▶ _Challenge_:
Identify all lines in the listing that include the word "времени", and copy them out.

▶ _Given entries_:
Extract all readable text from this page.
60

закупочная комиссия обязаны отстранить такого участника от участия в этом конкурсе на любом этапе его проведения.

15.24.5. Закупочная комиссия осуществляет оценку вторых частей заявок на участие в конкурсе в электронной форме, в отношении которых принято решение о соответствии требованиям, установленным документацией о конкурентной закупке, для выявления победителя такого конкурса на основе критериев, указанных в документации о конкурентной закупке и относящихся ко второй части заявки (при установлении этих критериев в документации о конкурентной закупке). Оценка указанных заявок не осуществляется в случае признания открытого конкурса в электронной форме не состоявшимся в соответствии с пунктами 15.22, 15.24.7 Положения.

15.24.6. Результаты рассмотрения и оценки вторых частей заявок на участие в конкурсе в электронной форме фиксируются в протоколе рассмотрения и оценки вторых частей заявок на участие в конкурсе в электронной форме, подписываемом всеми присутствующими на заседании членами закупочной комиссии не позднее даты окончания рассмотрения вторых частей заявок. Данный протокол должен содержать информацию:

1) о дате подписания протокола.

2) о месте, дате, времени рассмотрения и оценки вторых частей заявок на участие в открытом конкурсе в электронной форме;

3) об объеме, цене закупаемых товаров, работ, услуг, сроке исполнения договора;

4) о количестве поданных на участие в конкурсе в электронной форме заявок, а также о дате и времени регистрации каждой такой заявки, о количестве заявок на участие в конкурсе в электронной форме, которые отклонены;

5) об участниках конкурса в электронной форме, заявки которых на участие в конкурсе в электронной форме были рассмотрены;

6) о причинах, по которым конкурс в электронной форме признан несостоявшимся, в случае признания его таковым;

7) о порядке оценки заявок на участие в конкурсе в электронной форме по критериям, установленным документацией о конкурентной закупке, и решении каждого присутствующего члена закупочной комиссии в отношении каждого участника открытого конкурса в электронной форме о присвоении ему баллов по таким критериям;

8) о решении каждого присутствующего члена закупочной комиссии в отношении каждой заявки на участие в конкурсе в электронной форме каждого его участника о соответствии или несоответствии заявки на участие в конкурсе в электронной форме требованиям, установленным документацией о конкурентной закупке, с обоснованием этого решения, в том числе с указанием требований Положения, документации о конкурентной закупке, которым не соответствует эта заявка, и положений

▶ _Solution for this task_:
2) о месте, дате, времени рассмотрения и оценки вторых частей заявок на участие в открытом конкурсе в электронной форме;
4) о количестве поданных на участие в конкурсе в электронной форме заявок, а также о дате и времени регистрации каждой такой заявки, о количестве заявок на участие в конкурсе в электронной форме, которые отклонены;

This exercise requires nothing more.